## The task
Which lines in the material below contain the word "Lahir"? Copy each of them.

## Given data
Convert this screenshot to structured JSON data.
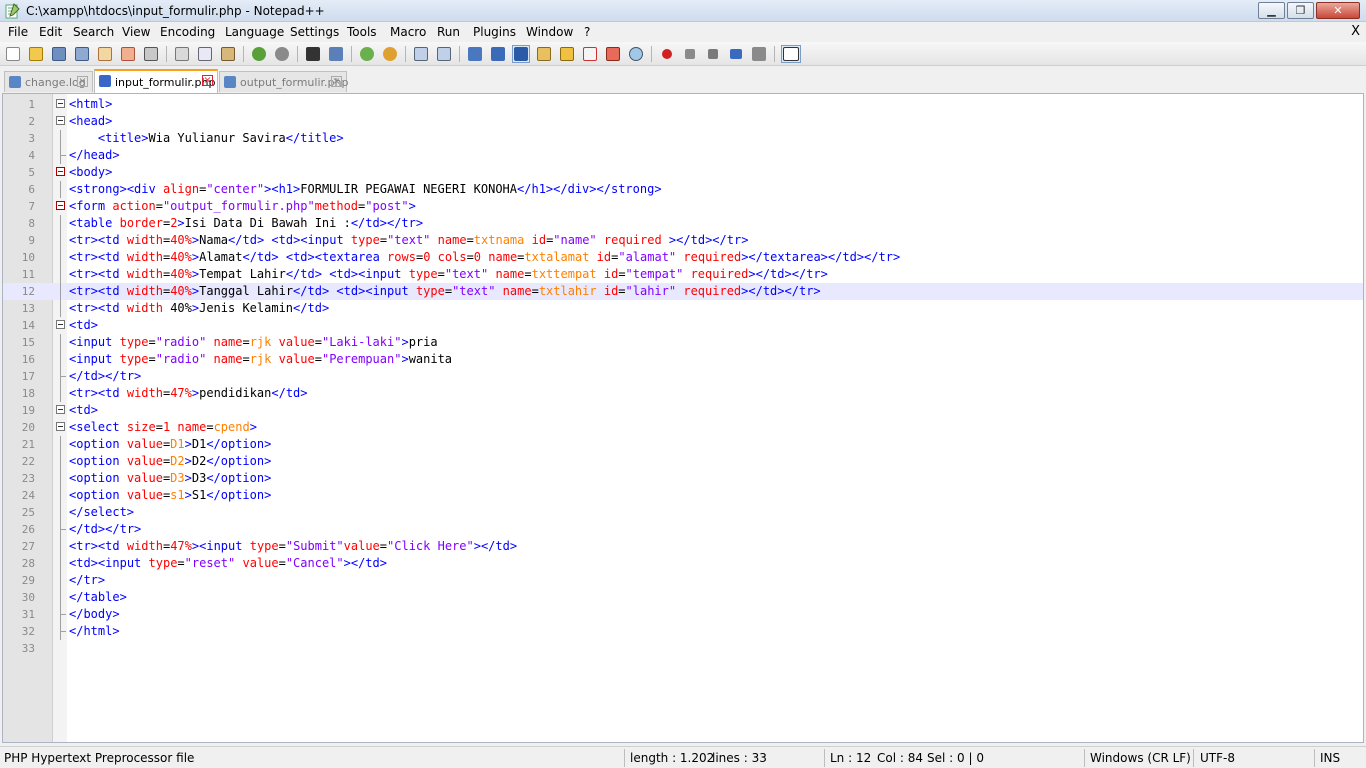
{
  "window": {
    "title": "C:\\xampp\\htdocs\\input_formulir.php - Notepad++"
  },
  "menu": [
    "File",
    "Edit",
    "Search",
    "View",
    "Encoding",
    "Language",
    "Settings",
    "Tools",
    "Macro",
    "Run",
    "Plugins",
    "Window",
    "?"
  ],
  "menu_close": "X",
  "tabs": [
    {
      "label": "change.log",
      "active": false
    },
    {
      "label": "input_formulir.php",
      "active": true
    },
    {
      "label": "output_formulir.php",
      "active": false
    }
  ],
  "editor": {
    "current_line": 12,
    "lines": [
      "<html>",
      "<head>",
      "    <title>Wia Yulianur Savira</title>",
      "</head>",
      "<body>",
      "<strong><div align=\"center\"><h1>FORMULIR PEGAWAI NEGERI KONOHA</h1></div></strong>",
      "<form action=\"output_formulir.php\"method=\"post\">",
      "<table border=2>Isi Data Di Bawah Ini :</td></tr>",
      "<tr><td width=40%>Nama</td> <td><input type=\"text\" name=txtnama id=\"name\" required ></td></tr>",
      "<tr><td width=40%>Alamat</td> <td><textarea rows=0 cols=0 name=txtalamat id=\"alamat\" required></textarea></td></tr>",
      "<tr><td width=40%>Tempat Lahir</td> <td><input type=\"text\" name=txttempat id=\"tempat\" required></td></tr>",
      "<tr><td width=40%>Tanggal Lahir</td> <td><input type=\"text\" name=txtlahir id=\"lahir\" required></td></tr>",
      "<tr><td width 40%>Jenis Kelamin</td>",
      "<td>",
      "<input type=\"radio\" name=rjk value=\"Laki-laki\">pria",
      "<input type=\"radio\" name=rjk value=\"Perempuan\">wanita",
      "</td></tr>",
      "<tr><td width=47%>pendidikan</td>",
      "<td>",
      "<select size=1 name=cpend>",
      "<option value=D1>D1</option>",
      "<option value=D2>D2</option>",
      "<option value=D3>D3</option>",
      "<option value=s1>S1</option>",
      "</select>",
      "</td></tr>",
      "<tr><td width=47%><input type=\"Submit\"value=\"Click Here\"></td>",
      "<td><input type=\"reset\" value=\"Cancel\"></td>",
      "</tr>",
      "</table>",
      "</body>",
      "</html>",
      ""
    ]
  },
  "status": {
    "file_type": "PHP Hypertext Preprocessor file",
    "length": "length : 1.202",
    "lines": "lines : 33",
    "ln": "Ln : 12",
    "col": "Col : 84",
    "sel": "Sel : 0 | 0",
    "eol": "Windows (CR LF)",
    "encoding": "UTF-8",
    "mode": "INS"
  },
  "colors": {
    "tag": "#0000ff",
    "attr": "#ff0000",
    "string": "#8000ff",
    "value": "#ff8000",
    "active_tab_accent": "#fa9f1e"
  },
  "icons": [
    "new-file-icon",
    "open-file-icon",
    "save-icon",
    "save-all-icon",
    "close-icon",
    "close-all-icon",
    "print-icon",
    "cut-icon",
    "copy-icon",
    "paste-icon",
    "undo-icon",
    "redo-icon",
    "find-icon",
    "replace-icon",
    "zoom-in-icon",
    "zoom-out-icon",
    "sync-v-icon",
    "sync-h-icon",
    "word-wrap-icon",
    "show-all-chars-icon",
    "indent-guide-icon",
    "udl-icon",
    "doc-map-icon",
    "function-list-icon",
    "folder-workspace-icon",
    "monitor-icon",
    "record-macro-icon",
    "stop-record-icon",
    "play-macro-icon",
    "run-macro-multiple-icon",
    "save-macro-icon",
    "spell-check-icon"
  ]
}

## Task output
      "<tr><td width=40%>Tempat Lahir</td> <td><input type=\"text\" name=txttempat id=\"tempat\" required></td></tr>",
      "<tr><td width=40%>Tanggal Lahir</td> <td><input type=\"text\" name=txtlahir id=\"lahir\" required></td></tr>",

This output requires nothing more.